## Brief
Without further comment, state how many lines in the listing below contain the word "能登日向子".

## Extracted information
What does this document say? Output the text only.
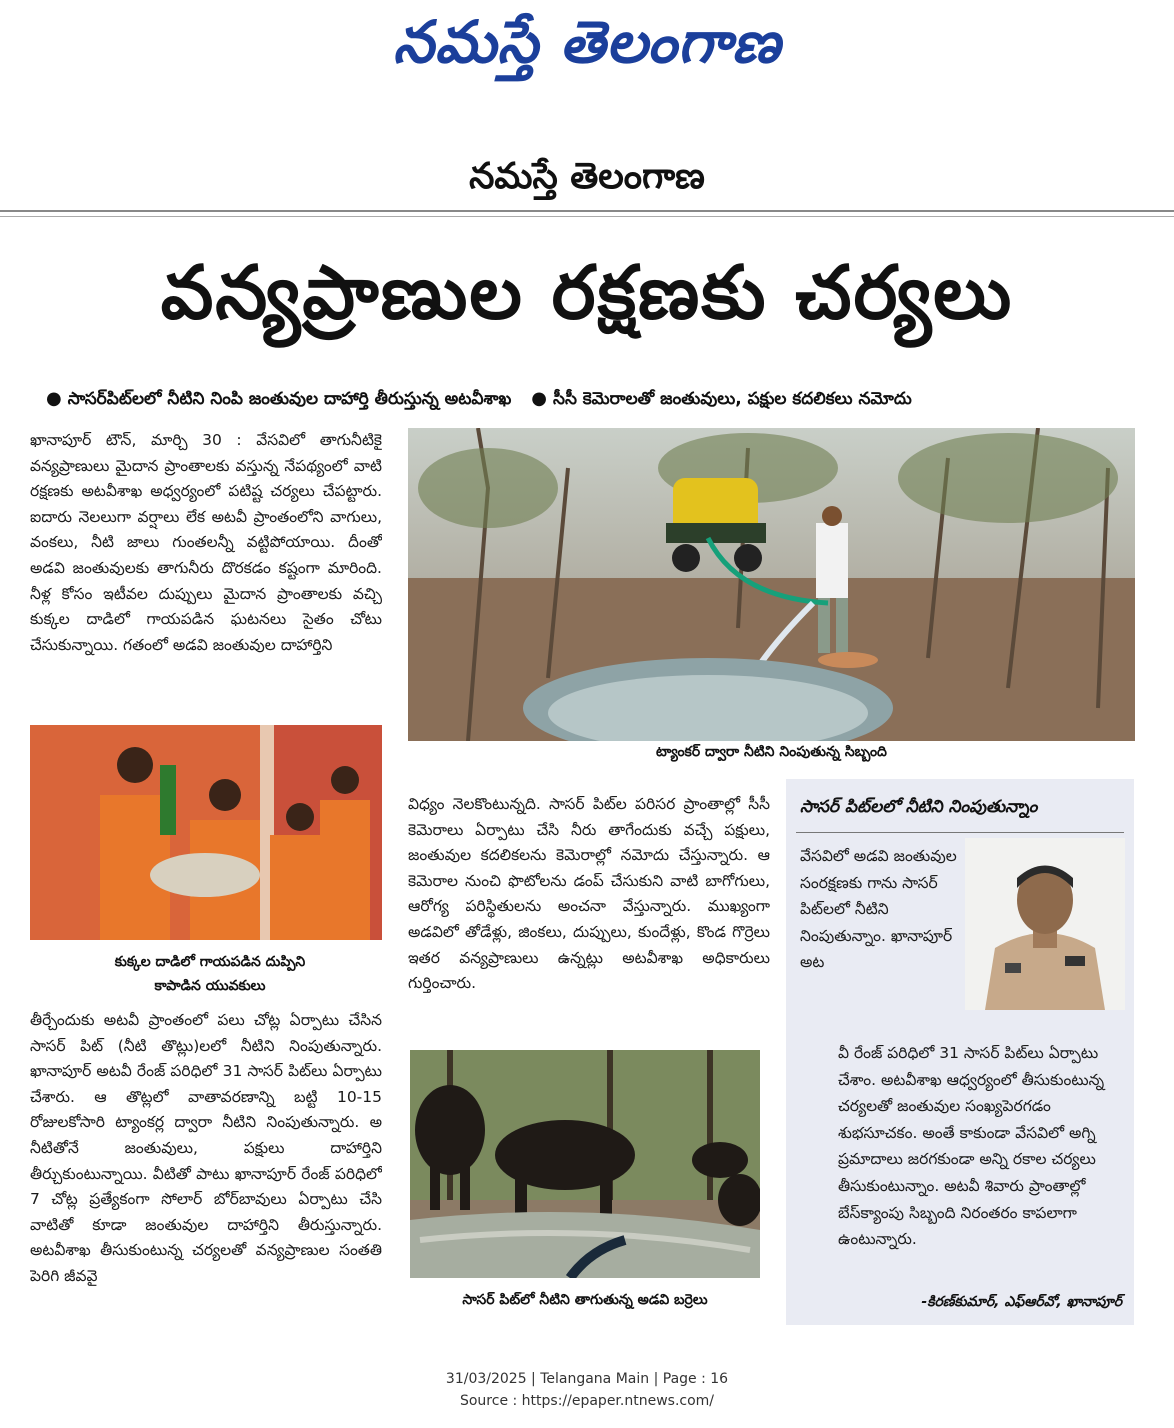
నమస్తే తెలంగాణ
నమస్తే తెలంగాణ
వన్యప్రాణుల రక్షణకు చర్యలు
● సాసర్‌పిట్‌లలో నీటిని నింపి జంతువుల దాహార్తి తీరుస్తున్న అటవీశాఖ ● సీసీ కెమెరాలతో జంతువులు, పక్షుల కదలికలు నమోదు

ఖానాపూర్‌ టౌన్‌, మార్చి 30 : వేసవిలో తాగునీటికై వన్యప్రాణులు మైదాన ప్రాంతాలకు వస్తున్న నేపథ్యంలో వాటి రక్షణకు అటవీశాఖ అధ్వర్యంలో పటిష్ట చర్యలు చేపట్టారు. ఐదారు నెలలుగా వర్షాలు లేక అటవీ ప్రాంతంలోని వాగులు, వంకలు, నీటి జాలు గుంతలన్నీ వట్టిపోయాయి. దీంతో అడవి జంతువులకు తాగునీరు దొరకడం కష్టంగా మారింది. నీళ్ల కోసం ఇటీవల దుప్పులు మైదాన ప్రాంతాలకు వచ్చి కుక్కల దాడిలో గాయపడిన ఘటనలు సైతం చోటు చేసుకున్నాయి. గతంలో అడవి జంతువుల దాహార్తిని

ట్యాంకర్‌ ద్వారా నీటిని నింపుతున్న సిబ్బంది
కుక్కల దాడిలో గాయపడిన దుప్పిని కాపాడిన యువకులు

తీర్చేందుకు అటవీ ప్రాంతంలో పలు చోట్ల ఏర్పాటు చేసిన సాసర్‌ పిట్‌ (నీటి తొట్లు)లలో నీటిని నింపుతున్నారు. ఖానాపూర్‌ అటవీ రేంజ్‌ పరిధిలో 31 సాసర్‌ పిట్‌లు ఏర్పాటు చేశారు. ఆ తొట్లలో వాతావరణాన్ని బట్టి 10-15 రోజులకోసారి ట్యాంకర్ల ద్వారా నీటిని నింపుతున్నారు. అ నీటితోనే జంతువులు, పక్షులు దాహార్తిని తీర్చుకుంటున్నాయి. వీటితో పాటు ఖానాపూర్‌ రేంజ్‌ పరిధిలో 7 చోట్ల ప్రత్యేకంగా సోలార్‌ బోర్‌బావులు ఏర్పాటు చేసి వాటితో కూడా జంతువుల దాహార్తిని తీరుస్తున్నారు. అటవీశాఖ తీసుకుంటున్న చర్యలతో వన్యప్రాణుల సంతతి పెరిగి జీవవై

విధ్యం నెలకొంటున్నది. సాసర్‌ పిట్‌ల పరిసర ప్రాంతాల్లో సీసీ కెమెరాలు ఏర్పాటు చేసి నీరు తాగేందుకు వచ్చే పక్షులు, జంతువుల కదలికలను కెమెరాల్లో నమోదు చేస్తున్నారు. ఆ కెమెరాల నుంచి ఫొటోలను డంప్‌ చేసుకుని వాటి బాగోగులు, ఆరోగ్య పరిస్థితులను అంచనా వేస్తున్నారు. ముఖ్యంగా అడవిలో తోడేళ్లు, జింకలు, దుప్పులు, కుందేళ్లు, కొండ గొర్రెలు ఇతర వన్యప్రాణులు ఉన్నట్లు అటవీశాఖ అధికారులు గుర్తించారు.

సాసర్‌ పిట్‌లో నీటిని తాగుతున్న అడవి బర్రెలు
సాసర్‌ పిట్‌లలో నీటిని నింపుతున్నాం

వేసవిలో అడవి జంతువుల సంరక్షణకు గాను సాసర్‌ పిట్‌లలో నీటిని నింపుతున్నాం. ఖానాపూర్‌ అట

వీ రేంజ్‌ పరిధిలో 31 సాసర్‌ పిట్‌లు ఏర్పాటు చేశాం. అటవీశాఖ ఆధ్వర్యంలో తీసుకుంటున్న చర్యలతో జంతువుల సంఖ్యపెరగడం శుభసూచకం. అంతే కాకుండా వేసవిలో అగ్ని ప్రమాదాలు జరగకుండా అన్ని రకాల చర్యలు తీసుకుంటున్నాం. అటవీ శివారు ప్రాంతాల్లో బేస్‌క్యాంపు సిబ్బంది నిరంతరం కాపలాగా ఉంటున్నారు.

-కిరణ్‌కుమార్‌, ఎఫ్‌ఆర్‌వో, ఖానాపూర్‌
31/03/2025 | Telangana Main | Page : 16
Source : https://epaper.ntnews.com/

---

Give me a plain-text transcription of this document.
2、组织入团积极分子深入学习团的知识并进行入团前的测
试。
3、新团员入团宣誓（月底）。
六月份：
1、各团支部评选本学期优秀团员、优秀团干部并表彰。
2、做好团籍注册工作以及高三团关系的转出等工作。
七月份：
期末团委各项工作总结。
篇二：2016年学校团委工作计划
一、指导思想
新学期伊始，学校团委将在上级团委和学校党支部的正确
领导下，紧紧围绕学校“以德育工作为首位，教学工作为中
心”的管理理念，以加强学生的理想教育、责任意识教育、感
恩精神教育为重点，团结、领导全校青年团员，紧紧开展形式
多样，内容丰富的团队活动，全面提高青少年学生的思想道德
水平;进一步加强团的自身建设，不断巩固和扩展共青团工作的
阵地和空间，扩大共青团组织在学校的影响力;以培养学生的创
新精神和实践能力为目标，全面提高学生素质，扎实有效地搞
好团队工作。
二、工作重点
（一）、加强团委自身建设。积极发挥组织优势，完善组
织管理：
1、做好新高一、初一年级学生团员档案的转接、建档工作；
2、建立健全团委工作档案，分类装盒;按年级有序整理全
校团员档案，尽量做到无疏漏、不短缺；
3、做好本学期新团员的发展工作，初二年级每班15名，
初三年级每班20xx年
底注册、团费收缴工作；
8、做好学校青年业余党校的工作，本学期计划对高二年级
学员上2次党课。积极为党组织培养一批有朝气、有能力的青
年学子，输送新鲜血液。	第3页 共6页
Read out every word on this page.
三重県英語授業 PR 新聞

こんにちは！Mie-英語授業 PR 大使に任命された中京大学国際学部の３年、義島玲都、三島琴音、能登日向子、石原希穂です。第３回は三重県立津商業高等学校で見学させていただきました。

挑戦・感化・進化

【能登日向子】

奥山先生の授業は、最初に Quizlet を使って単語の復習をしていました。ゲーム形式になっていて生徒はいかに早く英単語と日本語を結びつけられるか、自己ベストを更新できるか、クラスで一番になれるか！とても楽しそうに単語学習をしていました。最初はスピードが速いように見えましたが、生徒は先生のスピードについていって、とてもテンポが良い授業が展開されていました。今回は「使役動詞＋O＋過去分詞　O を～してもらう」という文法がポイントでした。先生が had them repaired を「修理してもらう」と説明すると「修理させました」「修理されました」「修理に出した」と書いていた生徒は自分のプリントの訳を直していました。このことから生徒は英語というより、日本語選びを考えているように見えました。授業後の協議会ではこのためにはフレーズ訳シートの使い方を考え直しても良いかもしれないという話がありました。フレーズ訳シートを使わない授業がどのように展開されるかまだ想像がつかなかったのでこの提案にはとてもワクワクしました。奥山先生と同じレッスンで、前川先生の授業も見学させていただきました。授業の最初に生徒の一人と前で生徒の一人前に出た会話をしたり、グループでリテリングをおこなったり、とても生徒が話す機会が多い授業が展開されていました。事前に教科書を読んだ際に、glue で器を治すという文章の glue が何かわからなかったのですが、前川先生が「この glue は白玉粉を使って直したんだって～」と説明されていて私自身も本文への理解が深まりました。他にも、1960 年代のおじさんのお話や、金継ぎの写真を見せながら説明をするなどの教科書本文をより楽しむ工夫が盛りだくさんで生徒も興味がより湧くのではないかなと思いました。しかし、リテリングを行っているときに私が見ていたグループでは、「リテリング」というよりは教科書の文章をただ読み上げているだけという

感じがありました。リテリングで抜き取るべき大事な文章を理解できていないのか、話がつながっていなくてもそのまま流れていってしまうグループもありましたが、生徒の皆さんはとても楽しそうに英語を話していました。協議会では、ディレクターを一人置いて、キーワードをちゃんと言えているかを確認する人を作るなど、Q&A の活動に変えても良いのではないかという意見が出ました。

## Task answer
2